DIRECTION: Copy each line of the entries beneath that contains the word "进口产品需提供".

LISTING:
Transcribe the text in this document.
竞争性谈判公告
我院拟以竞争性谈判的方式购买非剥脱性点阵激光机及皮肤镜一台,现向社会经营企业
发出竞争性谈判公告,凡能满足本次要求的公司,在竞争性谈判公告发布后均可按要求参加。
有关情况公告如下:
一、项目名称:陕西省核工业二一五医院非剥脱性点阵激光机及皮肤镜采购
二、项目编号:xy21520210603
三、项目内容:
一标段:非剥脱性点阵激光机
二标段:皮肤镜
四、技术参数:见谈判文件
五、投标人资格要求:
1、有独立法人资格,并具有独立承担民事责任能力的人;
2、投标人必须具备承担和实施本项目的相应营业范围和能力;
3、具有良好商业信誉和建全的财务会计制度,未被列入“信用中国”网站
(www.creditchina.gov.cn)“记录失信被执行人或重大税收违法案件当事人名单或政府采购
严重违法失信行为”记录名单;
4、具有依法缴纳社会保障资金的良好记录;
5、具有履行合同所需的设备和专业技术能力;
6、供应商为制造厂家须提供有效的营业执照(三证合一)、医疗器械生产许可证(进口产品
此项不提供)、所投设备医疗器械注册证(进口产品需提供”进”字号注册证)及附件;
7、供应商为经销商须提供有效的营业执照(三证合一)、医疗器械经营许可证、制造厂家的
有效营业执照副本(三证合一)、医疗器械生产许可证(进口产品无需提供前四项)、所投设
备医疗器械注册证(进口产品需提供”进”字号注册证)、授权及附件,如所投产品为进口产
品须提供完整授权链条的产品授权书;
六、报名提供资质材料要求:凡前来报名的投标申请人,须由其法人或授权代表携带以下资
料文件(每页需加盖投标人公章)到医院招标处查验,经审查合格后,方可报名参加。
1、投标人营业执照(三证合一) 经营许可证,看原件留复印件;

RESULT OF THE EXERCISE:
此项不提供)、所投设备医疗器械注册证(进口产品需提供”进”字号注册证)及附件;
备医疗器械注册证(进口产品需提供”进”字号注册证)、授权及附件,如所投产品为进口产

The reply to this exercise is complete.